## EXERCISE PROMPT
Write out the listing beneath this instruction in its entirety, exactly as it reads.

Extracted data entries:

** Start **

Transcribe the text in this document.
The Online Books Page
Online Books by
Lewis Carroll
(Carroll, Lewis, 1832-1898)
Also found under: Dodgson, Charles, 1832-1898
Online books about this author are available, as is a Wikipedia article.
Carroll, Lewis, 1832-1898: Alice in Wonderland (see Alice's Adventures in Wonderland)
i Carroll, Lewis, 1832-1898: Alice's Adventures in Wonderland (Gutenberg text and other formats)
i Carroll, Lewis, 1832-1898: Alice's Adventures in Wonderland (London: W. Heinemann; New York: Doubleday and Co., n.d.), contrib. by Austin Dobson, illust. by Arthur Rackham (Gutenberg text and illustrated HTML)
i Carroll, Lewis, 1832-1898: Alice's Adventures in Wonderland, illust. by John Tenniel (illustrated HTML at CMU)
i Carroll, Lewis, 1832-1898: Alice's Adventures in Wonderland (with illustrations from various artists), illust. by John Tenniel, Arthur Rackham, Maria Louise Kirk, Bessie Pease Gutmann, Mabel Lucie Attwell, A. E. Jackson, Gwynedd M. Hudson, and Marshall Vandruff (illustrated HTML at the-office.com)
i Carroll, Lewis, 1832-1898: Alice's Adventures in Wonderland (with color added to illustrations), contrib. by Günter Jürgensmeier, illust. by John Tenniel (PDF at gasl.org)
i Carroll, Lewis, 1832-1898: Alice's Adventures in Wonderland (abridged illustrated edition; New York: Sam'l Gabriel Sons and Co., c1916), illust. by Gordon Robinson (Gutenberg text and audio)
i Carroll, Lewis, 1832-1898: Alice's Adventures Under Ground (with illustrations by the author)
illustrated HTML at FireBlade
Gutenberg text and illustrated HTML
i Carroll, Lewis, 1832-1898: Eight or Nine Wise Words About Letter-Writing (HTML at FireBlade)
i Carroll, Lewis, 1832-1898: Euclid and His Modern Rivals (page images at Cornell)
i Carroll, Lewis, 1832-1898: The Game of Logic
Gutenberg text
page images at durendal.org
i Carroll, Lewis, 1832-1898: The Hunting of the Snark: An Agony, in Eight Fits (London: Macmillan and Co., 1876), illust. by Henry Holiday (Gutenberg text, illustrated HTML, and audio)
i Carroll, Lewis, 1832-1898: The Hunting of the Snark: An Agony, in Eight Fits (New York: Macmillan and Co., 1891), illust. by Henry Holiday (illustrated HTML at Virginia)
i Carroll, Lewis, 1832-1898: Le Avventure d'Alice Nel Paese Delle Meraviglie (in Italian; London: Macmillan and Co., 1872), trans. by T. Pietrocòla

** End **

## WRITTEN RESPONSE
Transcribe the text in this document.
The Online Books Page
Online Books by
Lewis Carroll
(Carroll, Lewis, 1832-1898)
Also found under: Dodgson, Charles, 1832-1898
Online books about this author are available, as is a Wikipedia article.
Carroll, Lewis, 1832-1898: Alice in Wonderland (see Alice's Adventures in Wonderland)
i Carroll, Lewis, 1832-1898: Alice's Adventures in Wonderland (Gutenberg text and other formats)
i Carroll, Lewis, 1832-1898: Alice's Adventures in Wonderland (London: W. Heinemann; New York: Doubleday and Co., n.d.), contrib. by Austin Dobson, illust. by Arthur Rackham (Gutenberg text and illustrated HTML)
i Carroll, Lewis, 1832-1898: Alice's Adventures in Wonderland, illust. by John Tenniel (illustrated HTML at CMU)
i Carroll, Lewis, 1832-1898: Alice's Adventures in Wonderland (with illustrations from various artists), illust. by John Tenniel, Arthur Rackham, Maria Louise Kirk, Bessie Pease Gutmann, Mabel Lucie Attwell, A. E. Jackson, Gwynedd M. Hudson, and Marshall Vandruff (illustrated HTML at the-office.com)
i Carroll, Lewis, 1832-1898: Alice's Adventures in Wonderland (with color added to illustrations), contrib. by Günter Jürgensmeier, illust. by John Tenniel (PDF at gasl.org)
i Carroll, Lewis, 1832-1898: Alice's Adventures in Wonderland (abridged illustrated edition; New York: Sam'l Gabriel Sons and Co., c1916), illust. by Gordon Robinson (Gutenberg text and audio)
i Carroll, Lewis, 1832-1898: Alice's Adventures Under Ground (with illustrations by the author)
illustrated HTML at FireBlade
Gutenberg text and illustrated HTML
i Carroll, Lewis, 1832-1898: Eight or Nine Wise Words About Letter-Writing (HTML at FireBlade)
i Carroll, Lewis, 1832-1898: Euclid and His Modern Rivals (page images at Cornell)
i Carroll, Lewis, 1832-1898: The Game of Logic
Gutenberg text
page images at durendal.org
i Carroll, Lewis, 1832-1898: The Hunting of the Snark: An Agony, in Eight Fits (London: Macmillan and Co., 1876), illust. by Henry Holiday (Gutenberg text, illustrated HTML, and audio)
i Carroll, Lewis, 1832-1898: The Hunting of the Snark: An Agony, in Eight Fits (New York: Macmillan and Co., 1891), illust. by Henry Holiday (illustrated HTML at Virginia)
i Carroll, Lewis, 1832-1898: Le Avventure d'Alice Nel Paese Delle Meraviglie (in Italian; London: Macmillan and Co., 1872), trans. by T. Pietrocòla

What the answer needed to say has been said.